» **OBJECTIVE**
Return the full listing exactly as it is written.
## Start DATASET ENTRIES
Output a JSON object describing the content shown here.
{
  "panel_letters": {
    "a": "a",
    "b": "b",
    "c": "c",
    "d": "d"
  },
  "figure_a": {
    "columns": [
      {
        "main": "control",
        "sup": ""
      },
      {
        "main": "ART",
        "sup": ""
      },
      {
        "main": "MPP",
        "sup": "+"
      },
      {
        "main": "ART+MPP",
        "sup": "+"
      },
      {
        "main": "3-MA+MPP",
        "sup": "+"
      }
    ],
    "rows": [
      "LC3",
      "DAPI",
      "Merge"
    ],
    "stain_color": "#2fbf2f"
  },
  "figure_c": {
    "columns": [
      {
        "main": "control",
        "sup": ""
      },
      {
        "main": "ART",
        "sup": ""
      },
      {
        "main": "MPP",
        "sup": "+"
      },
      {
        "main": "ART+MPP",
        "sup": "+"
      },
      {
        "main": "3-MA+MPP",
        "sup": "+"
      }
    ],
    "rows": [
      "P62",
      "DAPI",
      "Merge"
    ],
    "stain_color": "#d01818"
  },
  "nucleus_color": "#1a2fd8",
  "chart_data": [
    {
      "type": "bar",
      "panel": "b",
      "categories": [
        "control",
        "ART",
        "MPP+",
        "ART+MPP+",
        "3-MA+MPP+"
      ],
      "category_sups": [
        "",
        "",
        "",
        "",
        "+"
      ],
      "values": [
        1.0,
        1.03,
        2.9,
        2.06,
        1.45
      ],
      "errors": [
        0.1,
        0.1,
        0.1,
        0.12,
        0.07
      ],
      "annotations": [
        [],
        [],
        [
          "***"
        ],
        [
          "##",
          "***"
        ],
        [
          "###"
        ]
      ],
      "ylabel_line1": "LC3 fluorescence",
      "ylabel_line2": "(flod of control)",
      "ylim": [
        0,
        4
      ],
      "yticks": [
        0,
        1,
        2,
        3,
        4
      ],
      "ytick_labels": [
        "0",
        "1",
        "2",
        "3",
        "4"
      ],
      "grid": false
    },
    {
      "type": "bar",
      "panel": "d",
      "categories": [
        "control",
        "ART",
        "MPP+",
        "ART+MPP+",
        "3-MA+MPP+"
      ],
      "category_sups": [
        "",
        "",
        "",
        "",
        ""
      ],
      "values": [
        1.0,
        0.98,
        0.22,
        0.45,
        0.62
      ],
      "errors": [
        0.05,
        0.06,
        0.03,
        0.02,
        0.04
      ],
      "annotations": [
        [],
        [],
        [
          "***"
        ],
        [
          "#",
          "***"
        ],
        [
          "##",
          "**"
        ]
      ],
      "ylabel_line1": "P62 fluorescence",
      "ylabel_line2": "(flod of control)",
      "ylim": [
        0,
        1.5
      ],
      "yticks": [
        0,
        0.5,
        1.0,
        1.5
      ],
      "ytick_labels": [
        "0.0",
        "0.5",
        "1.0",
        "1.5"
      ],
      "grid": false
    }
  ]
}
## End DATASET ENTRIES
» **RESULT**
Output a JSON object describing the content shown here.
{
  "panel_letters": {
    "a": "a",
    "b": "b",
    "c": "c",
    "d": "d"
  },
  "figure_a": {
    "columns": [
      {
        "main": "control",
        "sup": ""
      },
      {
        "main": "ART",
        "sup": ""
      },
      {
        "main": "MPP",
        "sup": "+"
      },
      {
        "main": "ART+MPP",
        "sup": "+"
      },
      {
        "main": "3-MA+MPP",
        "sup": "+"
      }
    ],
    "rows": [
      "LC3",
      "DAPI",
      "Merge"
    ],
    "stain_color": "#2fbf2f"
  },
  "figure_c": {
    "columns": [
      {
        "main": "control",
        "sup": ""
      },
      {
        "main": "ART",
        "sup": ""
      },
      {
        "main": "MPP",
        "sup": "+"
      },
      {
        "main": "ART+MPP",
        "sup": "+"
      },
      {
        "main": "3-MA+MPP",
        "sup": "+"
      }
    ],
    "rows": [
      "P62",
      "DAPI",
      "Merge"
    ],
    "stain_color": "#d01818"
  },
  "nucleus_color": "#1a2fd8",
  "chart_data": [
    {
      "type": "bar",
      "panel": "b",
      "categories": [
        "control",
        "ART",
        "MPP+",
        "ART+MPP+",
        "3-MA+MPP+"
      ],
      "category_sups": [
        "",
        "",
        "",
        "",
        "+"
      ],
      "values": [
        1.0,
        1.03,
        2.9,
        2.06,
        1.45
      ],
      "errors": [
        0.1,
        0.1,
        0.1,
        0.12,
        0.07
      ],
      "annotations": [
        [],
        [],
        [
          "***"
        ],
        [
          "##",
          "***"
        ],
        [
          "###"
        ]
      ],
      "ylabel_line1": "LC3 fluorescence",
      "ylabel_line2": "(flod of control)",
      "ylim": [
        0,
        4
      ],
      "yticks": [
        0,
        1,
        2,
        3,
        4
      ],
      "ytick_labels": [
        "0",
        "1",
        "2",
        "3",
        "4"
      ],
      "grid": false
    },
    {
      "type": "bar",
      "panel": "d",
      "categories": [
        "control",
        "ART",
        "MPP+",
        "ART+MPP+",
        "3-MA+MPP+"
      ],
      "category_sups": [
        "",
        "",
        "",
        "",
        ""
      ],
      "values": [
        1.0,
        0.98,
        0.22,
        0.45,
        0.62
      ],
      "errors": [
        0.05,
        0.06,
        0.03,
        0.02,
        0.04
      ],
      "annotations": [
        [],
        [],
        [
          "***"
        ],
        [
          "#",
          "***"
        ],
        [
          "##",
          "**"
        ]
      ],
      "ylabel_line1": "P62 fluorescence",
      "ylabel_line2": "(flod of control)",
      "ylim": [
        0,
        1.5
      ],
      "yticks": [
        0,
        0.5,
        1.0,
        1.5
      ],
      "ytick_labels": [
        "0.0",
        "0.5",
        "1.0",
        "1.5"
      ],
      "grid": false
    }
  ]
}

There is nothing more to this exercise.